*EXERCISE*
Identify and pull out each line of the entries in which "Economist" occurs.

*DATA ENTRIES*
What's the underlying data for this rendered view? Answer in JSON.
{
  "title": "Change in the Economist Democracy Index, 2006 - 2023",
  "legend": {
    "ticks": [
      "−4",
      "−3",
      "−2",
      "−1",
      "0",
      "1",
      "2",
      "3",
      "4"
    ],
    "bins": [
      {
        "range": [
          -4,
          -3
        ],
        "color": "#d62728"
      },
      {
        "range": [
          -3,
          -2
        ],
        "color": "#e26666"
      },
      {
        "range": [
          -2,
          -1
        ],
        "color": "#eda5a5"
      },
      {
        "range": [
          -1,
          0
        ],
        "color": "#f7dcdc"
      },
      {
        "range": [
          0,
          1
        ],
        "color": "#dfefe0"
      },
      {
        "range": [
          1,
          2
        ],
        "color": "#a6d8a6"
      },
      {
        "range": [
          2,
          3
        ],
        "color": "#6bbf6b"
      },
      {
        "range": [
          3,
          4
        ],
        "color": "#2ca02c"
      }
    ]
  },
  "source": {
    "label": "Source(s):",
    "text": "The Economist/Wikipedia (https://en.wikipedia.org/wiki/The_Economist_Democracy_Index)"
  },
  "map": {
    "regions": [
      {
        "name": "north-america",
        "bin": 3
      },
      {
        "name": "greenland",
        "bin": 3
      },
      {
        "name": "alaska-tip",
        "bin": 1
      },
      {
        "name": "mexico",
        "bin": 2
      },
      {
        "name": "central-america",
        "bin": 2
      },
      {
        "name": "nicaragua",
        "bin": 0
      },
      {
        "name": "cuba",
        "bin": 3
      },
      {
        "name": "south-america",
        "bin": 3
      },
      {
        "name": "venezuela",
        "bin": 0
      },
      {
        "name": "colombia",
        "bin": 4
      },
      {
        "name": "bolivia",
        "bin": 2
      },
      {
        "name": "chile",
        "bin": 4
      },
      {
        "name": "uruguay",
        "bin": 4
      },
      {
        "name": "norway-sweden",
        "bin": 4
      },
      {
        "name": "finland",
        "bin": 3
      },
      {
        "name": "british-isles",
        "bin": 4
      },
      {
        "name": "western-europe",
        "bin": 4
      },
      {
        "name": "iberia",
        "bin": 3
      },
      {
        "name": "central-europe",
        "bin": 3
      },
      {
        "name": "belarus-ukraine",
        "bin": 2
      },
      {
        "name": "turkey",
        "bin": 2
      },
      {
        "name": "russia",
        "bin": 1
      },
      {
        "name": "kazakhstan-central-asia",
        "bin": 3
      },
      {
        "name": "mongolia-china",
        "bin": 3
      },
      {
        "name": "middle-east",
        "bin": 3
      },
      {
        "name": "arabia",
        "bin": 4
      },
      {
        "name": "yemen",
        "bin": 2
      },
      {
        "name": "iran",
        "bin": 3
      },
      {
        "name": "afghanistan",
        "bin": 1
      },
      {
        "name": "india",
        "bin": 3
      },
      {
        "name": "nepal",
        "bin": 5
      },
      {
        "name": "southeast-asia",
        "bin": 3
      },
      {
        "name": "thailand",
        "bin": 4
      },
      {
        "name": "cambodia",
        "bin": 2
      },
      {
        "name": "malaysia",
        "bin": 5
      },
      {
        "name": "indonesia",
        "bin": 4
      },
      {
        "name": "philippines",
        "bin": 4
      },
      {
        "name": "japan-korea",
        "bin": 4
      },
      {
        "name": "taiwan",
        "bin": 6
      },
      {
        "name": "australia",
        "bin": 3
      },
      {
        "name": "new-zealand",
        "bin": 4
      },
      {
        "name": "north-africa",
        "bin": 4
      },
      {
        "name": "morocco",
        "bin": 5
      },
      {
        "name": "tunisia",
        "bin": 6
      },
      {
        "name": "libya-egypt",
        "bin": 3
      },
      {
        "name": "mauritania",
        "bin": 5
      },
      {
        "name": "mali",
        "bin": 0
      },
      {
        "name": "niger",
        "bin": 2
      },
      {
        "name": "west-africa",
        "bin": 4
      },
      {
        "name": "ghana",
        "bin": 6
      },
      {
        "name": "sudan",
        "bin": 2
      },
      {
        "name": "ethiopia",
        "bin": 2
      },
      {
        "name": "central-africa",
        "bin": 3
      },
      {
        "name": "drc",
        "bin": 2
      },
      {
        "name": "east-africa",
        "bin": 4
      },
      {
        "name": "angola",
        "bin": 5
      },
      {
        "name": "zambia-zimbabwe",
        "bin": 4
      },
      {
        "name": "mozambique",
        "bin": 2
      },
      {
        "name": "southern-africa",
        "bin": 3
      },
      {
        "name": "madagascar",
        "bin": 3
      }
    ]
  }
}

*REPLY*
  "title": "Change in the Economist Democracy Index, 2006 - 2023",
    "text": "The Economist/Wikipedia (https://en.wikipedia.org/wiki/The_Economist_Democracy_Index)"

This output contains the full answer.